There may be different kinds of subscribers where some need the
immediate delivery of messages, where some would require the message
to persist, for later usage via polling. See this link.
The "Fanout Pattern." This is for the asynchronous processing of
messages. When a message is published to SNS, it can distribute it
to multiple SQS queues in parallel. This can be great when loading
thumbnails in an application in parallel, when images are being
published. See this link.
Persistent storage. When a service that is going to process a message is not reliable. In a case like this, if SNS pushes a
notification to a Service, and that service is unavailable, then the
notification will be lost. Therefore we can use SQS as a persistent
storage and then process it afterwards.
From the AWS documentation:
Amazon SNS allows applications to send time-critical messages to
multiple subscribers through a “push” mechanism, eliminating the need
to periodically check or “poll” for updates.
Amazon SQS is a message queue service used by distributed applications
to exchange messages through a polling model, and can be used to
decouple sending and receiving components—without requiring each
component to be concurrently available.
Fanout to Amazon SQS queues
Following are the major differences between the main messaging technologies on AWS (SQS, SNS, +EventBridge). In order to choose a particular AWS service, we should know the functionalities a service provides as well as its comparison with other services.
The below diagram summarizes the main similarities as well as differences between this service.

| Records excerpted from a collection |
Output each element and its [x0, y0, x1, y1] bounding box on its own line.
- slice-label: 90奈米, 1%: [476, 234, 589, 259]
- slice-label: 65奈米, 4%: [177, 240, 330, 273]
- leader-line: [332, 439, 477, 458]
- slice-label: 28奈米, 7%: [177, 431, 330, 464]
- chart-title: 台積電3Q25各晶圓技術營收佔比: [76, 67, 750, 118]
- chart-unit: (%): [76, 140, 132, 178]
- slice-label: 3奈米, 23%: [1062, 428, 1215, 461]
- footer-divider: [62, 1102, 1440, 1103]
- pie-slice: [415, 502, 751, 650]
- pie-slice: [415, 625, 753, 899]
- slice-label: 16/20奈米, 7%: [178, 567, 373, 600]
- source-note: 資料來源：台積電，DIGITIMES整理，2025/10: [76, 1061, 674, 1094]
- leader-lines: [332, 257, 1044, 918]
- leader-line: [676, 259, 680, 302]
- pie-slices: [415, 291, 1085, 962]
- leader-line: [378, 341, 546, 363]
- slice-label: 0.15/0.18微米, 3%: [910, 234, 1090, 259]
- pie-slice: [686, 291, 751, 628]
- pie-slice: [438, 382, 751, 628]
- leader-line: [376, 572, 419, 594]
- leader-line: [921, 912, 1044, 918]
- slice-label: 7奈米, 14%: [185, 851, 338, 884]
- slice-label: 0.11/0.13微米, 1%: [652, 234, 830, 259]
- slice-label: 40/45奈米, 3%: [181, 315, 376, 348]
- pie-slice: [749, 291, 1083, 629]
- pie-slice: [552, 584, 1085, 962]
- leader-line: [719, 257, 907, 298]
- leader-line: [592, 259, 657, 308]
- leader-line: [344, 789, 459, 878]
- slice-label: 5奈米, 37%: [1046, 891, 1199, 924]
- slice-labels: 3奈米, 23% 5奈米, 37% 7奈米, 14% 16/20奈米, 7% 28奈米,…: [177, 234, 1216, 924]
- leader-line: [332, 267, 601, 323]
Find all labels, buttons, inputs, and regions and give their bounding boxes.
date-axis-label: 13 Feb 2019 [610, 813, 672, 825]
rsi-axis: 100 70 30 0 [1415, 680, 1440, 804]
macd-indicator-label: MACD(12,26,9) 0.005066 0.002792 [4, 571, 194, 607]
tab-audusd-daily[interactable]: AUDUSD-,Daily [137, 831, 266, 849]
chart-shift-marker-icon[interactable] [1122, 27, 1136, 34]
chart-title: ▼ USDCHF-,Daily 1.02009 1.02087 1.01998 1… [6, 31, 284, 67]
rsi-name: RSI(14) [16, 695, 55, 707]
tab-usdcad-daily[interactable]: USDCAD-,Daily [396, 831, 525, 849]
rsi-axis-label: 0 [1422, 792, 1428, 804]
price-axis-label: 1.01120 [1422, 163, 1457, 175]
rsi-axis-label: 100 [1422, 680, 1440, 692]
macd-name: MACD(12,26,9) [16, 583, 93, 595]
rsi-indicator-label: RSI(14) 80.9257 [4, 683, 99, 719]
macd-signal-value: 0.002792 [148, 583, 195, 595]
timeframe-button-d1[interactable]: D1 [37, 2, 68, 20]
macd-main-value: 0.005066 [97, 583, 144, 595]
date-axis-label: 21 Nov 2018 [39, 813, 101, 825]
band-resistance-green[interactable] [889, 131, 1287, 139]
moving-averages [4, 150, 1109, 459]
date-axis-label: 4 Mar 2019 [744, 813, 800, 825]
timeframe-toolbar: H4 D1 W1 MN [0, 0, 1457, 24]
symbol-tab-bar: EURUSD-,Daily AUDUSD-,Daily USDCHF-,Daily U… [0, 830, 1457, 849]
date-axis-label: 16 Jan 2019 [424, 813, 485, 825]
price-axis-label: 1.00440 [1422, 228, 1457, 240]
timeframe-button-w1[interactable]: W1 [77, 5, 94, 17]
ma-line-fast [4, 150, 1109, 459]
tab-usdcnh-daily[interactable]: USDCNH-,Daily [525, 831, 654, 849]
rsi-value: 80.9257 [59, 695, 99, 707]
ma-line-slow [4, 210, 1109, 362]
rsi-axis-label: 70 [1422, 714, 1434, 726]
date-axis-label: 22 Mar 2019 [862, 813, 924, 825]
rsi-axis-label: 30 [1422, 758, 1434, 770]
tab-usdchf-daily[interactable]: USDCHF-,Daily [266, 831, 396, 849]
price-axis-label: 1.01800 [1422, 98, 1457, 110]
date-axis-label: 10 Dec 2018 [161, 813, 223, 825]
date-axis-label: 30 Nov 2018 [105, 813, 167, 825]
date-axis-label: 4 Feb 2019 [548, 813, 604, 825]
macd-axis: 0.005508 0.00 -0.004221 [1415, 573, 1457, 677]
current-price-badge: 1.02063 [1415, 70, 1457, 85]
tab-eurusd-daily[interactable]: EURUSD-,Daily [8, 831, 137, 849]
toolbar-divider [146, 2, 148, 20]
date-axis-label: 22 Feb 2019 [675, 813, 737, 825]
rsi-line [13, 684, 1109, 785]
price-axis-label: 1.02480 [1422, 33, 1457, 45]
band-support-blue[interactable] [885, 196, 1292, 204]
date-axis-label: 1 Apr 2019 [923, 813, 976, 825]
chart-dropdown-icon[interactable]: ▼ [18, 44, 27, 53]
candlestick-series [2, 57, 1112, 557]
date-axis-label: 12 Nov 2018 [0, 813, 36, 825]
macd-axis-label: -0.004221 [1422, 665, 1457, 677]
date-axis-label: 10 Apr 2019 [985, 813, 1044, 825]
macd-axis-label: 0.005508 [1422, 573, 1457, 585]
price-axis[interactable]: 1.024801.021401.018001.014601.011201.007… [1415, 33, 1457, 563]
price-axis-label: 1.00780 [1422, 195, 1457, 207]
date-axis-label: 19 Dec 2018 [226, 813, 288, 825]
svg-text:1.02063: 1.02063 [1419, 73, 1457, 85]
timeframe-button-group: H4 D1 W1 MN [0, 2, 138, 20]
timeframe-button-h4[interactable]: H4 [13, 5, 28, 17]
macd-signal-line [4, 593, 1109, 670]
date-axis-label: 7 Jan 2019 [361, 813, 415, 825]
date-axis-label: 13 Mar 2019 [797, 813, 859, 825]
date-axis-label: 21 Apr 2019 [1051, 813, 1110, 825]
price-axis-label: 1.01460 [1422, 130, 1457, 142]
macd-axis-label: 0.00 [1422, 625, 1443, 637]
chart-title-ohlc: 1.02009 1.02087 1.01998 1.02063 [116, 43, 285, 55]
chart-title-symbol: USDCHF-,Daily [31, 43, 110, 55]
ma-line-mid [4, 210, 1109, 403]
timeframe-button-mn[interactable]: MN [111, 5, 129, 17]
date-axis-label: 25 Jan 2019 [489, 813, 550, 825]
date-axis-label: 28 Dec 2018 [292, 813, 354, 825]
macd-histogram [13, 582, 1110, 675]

| What to work on |
Write the next part of the text on Amazon SNS and SQS, picking up after its last sentence. The records are taken from a source unrelated to the text on Amazon SNS and SQS.

| Expected answer |
In simple terms,
SNS - sends messages to the subscriber using push mechanism and no need of pull.
SQS - it is a message queue service used by distributed applications to exchange messages through a polling model, and can be used to decouple sending and receiving components.
A common pattern is to use SNS to publish messages to Amazon SQS queues to reliably send messages to one or many system components asynchronously.
Reference from Amazon SNS FAQs.
One reason for coupling SQS and SNS would be for data processing pipelines.
Let's say you are generating three kinds of product, and that products B & C are both derived from the same intermediate product A. For each kind of product (i.e., for each segment of the pipeline) you set up:
a compute resource (maybe a lambda function, or a cluster of virtual machines, or an autoscaling kubernetes job) to generate the product.
a queue (describing units of work that need to be performed) to partition the work across the compute resource (so that each unit of work is processed exactly once, but separate units of work can be processed separately in parallel and asynchronously with each other).
a news feed (announcing outputs that have been produced).
Then arrange so that the input queues for B & C are both subscribing to the output announcements of A.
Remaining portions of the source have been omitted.